* [Exercise prompt]
Filter the entries below, keeping every line that has the word "Neuinfizierte".

* [Data supplied]

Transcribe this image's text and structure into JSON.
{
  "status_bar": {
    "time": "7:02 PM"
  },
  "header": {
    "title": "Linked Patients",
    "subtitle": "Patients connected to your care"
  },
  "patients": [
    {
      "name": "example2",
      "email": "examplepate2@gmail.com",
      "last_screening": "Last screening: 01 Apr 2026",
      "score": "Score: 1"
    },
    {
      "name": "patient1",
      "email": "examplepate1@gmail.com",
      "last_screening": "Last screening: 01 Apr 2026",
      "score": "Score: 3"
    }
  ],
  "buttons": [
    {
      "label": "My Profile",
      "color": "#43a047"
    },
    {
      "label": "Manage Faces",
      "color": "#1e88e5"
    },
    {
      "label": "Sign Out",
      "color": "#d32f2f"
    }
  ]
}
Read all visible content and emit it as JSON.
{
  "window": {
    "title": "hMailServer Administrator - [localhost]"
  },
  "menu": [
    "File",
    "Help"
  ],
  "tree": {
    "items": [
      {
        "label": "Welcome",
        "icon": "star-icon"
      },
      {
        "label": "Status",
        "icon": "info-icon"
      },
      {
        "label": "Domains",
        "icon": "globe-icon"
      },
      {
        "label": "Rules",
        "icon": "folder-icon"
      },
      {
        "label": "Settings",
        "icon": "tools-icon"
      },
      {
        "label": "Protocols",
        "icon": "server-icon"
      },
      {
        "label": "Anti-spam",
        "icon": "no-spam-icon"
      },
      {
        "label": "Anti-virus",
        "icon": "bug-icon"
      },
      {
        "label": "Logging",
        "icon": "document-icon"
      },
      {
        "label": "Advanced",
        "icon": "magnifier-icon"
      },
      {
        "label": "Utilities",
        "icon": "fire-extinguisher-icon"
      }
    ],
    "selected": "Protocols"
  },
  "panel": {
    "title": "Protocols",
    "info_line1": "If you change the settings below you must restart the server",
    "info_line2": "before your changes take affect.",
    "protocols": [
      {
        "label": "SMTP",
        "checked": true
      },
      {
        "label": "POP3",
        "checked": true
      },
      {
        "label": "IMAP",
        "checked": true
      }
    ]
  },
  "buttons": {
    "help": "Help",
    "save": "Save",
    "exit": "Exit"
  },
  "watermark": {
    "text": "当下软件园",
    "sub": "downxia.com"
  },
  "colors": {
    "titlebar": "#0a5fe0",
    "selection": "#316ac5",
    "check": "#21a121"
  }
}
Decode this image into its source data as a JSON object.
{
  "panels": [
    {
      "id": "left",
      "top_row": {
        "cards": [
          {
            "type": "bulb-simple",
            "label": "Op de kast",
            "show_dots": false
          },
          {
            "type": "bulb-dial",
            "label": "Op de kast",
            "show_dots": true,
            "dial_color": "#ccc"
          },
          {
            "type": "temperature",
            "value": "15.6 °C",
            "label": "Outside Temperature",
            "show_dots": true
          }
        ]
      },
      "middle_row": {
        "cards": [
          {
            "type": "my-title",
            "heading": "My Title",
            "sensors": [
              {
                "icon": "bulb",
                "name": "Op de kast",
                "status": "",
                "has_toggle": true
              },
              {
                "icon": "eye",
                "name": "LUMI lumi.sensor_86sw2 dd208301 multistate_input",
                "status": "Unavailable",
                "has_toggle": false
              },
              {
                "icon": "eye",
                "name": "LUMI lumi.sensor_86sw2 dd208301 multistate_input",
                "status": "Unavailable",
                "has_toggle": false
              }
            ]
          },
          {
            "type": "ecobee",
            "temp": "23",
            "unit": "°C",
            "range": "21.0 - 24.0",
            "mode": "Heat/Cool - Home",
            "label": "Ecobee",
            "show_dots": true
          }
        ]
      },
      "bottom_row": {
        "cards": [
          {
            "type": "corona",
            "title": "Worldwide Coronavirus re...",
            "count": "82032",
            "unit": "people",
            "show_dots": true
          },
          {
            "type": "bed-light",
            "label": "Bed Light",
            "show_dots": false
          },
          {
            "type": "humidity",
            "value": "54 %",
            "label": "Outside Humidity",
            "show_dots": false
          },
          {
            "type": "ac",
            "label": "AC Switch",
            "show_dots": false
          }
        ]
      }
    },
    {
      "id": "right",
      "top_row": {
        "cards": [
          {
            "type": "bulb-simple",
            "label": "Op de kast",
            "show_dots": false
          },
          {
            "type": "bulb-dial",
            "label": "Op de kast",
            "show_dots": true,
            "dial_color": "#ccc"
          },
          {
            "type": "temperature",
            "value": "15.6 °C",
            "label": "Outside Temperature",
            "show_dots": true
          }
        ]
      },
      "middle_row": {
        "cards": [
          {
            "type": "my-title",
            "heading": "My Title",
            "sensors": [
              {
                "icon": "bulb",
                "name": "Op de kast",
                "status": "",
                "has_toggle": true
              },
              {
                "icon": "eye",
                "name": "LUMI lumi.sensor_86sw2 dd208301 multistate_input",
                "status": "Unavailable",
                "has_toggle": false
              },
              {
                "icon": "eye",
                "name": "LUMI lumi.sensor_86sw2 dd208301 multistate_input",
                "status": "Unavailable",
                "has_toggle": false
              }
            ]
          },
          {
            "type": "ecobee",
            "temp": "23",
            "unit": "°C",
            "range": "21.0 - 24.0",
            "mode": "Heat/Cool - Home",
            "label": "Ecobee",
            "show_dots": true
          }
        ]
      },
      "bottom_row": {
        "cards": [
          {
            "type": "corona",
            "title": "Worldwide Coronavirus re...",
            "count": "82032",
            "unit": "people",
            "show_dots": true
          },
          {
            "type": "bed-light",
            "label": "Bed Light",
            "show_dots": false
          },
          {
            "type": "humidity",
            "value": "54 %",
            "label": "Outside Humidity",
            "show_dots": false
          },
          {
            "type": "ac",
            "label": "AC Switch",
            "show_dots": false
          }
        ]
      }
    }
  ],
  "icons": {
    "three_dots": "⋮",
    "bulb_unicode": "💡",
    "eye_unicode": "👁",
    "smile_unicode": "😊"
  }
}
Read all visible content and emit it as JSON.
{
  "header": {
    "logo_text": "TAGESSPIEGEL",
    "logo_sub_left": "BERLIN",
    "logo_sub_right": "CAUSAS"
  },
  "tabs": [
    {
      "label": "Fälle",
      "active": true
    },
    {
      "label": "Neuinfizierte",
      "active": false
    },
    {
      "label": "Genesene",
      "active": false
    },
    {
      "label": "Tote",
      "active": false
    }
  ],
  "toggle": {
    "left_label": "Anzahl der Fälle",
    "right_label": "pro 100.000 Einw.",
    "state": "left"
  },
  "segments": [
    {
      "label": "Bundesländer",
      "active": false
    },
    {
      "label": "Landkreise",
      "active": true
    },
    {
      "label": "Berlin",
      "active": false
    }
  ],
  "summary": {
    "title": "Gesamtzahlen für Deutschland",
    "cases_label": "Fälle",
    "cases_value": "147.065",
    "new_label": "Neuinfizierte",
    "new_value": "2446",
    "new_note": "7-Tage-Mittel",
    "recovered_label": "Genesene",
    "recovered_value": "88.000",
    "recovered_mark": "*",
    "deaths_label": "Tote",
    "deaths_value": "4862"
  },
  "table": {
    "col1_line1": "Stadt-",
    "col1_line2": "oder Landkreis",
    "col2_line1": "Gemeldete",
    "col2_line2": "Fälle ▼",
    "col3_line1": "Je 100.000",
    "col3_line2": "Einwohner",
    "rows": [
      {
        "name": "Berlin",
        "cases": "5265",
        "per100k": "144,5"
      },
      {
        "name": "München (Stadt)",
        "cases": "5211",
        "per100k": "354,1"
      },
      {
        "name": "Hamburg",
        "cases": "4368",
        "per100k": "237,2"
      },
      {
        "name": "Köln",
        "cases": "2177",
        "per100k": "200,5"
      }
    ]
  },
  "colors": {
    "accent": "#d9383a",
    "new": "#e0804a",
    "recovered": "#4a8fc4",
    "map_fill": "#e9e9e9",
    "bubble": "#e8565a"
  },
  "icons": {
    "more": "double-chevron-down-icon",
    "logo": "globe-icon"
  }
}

* [Problem solution]
      "label": "Neuinfizierte",
    "new_label": "Neuinfizierte",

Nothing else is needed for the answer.